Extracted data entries
===

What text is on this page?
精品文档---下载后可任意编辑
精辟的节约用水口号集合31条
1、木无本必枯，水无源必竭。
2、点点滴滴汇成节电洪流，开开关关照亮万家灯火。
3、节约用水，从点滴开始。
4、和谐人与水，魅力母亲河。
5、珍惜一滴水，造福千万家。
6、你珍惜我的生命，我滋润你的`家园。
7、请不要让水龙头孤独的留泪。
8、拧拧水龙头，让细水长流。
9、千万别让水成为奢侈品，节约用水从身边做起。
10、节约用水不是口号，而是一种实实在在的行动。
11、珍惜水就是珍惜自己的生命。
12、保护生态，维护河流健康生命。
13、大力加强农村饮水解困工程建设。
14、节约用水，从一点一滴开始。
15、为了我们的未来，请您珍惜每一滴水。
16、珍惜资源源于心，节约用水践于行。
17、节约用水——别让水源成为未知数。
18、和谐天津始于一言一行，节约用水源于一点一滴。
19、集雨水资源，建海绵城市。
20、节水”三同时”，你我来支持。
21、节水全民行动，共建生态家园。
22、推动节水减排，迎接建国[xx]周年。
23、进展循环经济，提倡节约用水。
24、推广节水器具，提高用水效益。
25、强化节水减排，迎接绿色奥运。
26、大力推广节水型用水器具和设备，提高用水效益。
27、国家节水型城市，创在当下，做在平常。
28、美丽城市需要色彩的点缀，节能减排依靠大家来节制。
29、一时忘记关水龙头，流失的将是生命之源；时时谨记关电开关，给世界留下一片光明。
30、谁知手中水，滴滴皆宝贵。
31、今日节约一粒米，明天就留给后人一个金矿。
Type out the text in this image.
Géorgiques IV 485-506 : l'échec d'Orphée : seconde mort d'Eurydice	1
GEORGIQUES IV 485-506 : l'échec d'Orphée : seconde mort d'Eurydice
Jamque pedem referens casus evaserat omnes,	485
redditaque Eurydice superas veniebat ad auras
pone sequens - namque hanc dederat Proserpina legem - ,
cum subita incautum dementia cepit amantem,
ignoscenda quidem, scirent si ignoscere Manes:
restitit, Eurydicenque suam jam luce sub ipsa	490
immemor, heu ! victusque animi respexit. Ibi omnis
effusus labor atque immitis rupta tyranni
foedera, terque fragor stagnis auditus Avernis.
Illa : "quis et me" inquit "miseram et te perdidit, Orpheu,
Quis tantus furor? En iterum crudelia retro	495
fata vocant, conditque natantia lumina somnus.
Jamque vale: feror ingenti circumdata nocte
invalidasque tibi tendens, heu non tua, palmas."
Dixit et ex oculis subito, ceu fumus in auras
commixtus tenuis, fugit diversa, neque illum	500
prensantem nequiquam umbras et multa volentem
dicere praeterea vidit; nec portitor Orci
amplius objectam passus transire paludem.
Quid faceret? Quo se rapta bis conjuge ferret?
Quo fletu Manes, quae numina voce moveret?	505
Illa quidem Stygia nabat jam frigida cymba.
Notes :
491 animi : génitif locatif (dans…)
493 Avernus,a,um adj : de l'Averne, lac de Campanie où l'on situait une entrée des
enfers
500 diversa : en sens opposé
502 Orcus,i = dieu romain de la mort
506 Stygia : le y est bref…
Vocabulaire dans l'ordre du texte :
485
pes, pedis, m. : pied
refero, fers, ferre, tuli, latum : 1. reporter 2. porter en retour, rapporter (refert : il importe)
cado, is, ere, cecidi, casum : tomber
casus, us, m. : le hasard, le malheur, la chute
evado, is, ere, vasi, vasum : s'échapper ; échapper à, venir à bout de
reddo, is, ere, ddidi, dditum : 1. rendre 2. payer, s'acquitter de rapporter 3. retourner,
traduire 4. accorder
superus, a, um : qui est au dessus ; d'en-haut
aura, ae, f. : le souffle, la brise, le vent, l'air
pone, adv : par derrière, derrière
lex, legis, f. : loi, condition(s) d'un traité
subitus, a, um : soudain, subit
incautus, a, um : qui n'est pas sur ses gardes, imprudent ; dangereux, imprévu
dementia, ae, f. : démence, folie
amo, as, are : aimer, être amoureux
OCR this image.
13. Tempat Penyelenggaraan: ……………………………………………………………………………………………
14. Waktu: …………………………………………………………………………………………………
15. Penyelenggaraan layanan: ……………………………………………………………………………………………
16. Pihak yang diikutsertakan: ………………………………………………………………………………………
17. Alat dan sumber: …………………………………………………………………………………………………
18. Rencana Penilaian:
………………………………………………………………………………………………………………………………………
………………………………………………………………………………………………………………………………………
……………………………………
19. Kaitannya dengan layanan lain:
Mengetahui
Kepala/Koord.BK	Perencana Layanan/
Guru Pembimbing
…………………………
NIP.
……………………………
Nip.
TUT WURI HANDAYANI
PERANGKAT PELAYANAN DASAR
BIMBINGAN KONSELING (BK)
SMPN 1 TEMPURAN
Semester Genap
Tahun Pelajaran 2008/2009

===

### REQUIREMENTS
Single out each line of the records above with the string "Orphée" in it, and copy it.

### SOLUTION TO THIS TASK
Géorgiques IV 485-506 : l'échec d'Orphée : seconde mort d'Eurydice	1
GEORGIQUES IV 485-506 : l'échec d'Orphée : seconde mort d'Eurydice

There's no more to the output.